▸ WHAT YOU SHOULD DO: Print every line of the listing exactly, please.

Figure content listings:
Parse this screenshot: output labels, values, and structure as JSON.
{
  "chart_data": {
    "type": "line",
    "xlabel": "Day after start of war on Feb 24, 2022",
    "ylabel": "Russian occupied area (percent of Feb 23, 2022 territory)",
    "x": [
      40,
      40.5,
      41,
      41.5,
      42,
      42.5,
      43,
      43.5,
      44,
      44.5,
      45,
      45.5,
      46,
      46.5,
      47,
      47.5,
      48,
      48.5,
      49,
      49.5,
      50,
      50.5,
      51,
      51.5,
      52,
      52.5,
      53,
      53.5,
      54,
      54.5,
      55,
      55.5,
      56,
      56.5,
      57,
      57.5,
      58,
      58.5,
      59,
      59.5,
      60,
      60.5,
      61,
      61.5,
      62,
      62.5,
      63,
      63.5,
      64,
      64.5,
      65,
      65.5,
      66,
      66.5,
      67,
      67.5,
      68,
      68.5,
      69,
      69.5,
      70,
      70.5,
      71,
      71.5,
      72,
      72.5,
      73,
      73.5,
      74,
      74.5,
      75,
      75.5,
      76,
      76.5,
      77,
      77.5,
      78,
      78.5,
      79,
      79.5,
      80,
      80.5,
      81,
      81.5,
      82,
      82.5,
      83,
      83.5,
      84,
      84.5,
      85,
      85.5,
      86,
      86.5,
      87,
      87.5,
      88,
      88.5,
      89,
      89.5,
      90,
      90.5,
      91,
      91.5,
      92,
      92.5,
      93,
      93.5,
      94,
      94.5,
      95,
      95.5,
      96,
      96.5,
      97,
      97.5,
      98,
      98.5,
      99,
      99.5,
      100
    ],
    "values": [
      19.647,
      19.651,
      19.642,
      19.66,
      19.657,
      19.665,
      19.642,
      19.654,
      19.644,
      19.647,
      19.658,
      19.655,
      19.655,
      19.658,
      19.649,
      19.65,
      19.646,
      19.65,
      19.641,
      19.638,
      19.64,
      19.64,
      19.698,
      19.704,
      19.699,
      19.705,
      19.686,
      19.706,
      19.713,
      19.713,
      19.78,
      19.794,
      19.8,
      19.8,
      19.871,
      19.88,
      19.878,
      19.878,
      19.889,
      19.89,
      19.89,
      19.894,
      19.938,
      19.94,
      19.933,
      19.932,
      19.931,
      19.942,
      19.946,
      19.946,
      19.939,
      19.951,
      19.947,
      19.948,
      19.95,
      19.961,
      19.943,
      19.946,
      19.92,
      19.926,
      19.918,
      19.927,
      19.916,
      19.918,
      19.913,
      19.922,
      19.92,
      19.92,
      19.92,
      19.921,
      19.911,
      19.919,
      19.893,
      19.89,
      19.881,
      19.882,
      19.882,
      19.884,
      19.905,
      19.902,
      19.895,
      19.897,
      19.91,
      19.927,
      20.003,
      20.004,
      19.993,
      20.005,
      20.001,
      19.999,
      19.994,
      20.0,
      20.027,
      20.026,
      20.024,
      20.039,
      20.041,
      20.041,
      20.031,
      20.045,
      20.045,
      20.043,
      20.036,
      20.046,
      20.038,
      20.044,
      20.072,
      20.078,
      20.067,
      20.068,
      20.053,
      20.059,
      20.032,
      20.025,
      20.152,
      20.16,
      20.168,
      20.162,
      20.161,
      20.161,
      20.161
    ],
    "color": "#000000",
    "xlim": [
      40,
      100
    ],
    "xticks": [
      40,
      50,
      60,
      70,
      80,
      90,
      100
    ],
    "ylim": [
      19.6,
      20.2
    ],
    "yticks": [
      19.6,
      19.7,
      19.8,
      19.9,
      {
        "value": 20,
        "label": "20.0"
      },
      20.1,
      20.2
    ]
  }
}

▸ FULL RESPONSE:
Parse this screenshot: output labels, values, and structure as JSON.
{
  "chart_data": {
    "type": "line",
    "xlabel": "Day after start of war on Feb 24, 2022",
    "ylabel": "Russian occupied area (percent of Feb 23, 2022 territory)",
    "x": [
      40,
      40.5,
      41,
      41.5,
      42,
      42.5,
      43,
      43.5,
      44,
      44.5,
      45,
      45.5,
      46,
      46.5,
      47,
      47.5,
      48,
      48.5,
      49,
      49.5,
      50,
      50.5,
      51,
      51.5,
      52,
      52.5,
      53,
      53.5,
      54,
      54.5,
      55,
      55.5,
      56,
      56.5,
      57,
      57.5,
      58,
      58.5,
      59,
      59.5,
      60,
      60.5,
      61,
      61.5,
      62,
      62.5,
      63,
      63.5,
      64,
      64.5,
      65,
      65.5,
      66,
      66.5,
      67,
      67.5,
      68,
      68.5,
      69,
      69.5,
      70,
      70.5,
      71,
      71.5,
      72,
      72.5,
      73,
      73.5,
      74,
      74.5,
      75,
      75.5,
      76,
      76.5,
      77,
      77.5,
      78,
      78.5,
      79,
      79.5,
      80,
      80.5,
      81,
      81.5,
      82,
      82.5,
      83,
      83.5,
      84,
      84.5,
      85,
      85.5,
      86,
      86.5,
      87,
      87.5,
      88,
      88.5,
      89,
      89.5,
      90,
      90.5,
      91,
      91.5,
      92,
      92.5,
      93,
      93.5,
      94,
      94.5,
      95,
      95.5,
      96,
      96.5,
      97,
      97.5,
      98,
      98.5,
      99,
      99.5,
      100
    ],
    "values": [
      19.647,
      19.651,
      19.642,
      19.66,
      19.657,
      19.665,
      19.642,
      19.654,
      19.644,
      19.647,
      19.658,
      19.655,
      19.655,
      19.658,
      19.649,
      19.65,
      19.646,
      19.65,
      19.641,
      19.638,
      19.64,
      19.64,
      19.698,
      19.704,
      19.699,
      19.705,
      19.686,
      19.706,
      19.713,
      19.713,
      19.78,
      19.794,
      19.8,
      19.8,
      19.871,
      19.88,
      19.878,
      19.878,
      19.889,
      19.89,
      19.89,
      19.894,
      19.938,
      19.94,
      19.933,
      19.932,
      19.931,
      19.942,
      19.946,
      19.946,
      19.939,
      19.951,
      19.947,
      19.948,
      19.95,
      19.961,
      19.943,
      19.946,
      19.92,
      19.926,
      19.918,
      19.927,
      19.916,
      19.918,
      19.913,
      19.922,
      19.92,
      19.92,
      19.92,
      19.921,
      19.911,
      19.919,
      19.893,
      19.89,
      19.881,
      19.882,
      19.882,
      19.884,
      19.905,
      19.902,
      19.895,
      19.897,
      19.91,
      19.927,
      20.003,
      20.004,
      19.993,
      20.005,
      20.001,
      19.999,
      19.994,
      20.0,
      20.027,
      20.026,
      20.024,
      20.039,
      20.041,
      20.041,
      20.031,
      20.045,
      20.045,
      20.043,
      20.036,
      20.046,
      20.038,
      20.044,
      20.072,
      20.078,
      20.067,
      20.068,
      20.053,
      20.059,
      20.032,
      20.025,
      20.152,
      20.16,
      20.168,
      20.162,
      20.161,
      20.161,
      20.161
    ],
    "color": "#000000",
    "xlim": [
      40,
      100
    ],
    "xticks": [
      40,
      50,
      60,
      70,
      80,
      90,
      100
    ],
    "ylim": [
      19.6,
      20.2
    ],
    "yticks": [
      19.6,
      19.7,
      19.8,
      19.9,
      {
        "value": 20,
        "label": "20.0"
      },
      20.1,
      20.2
    ]
  }
}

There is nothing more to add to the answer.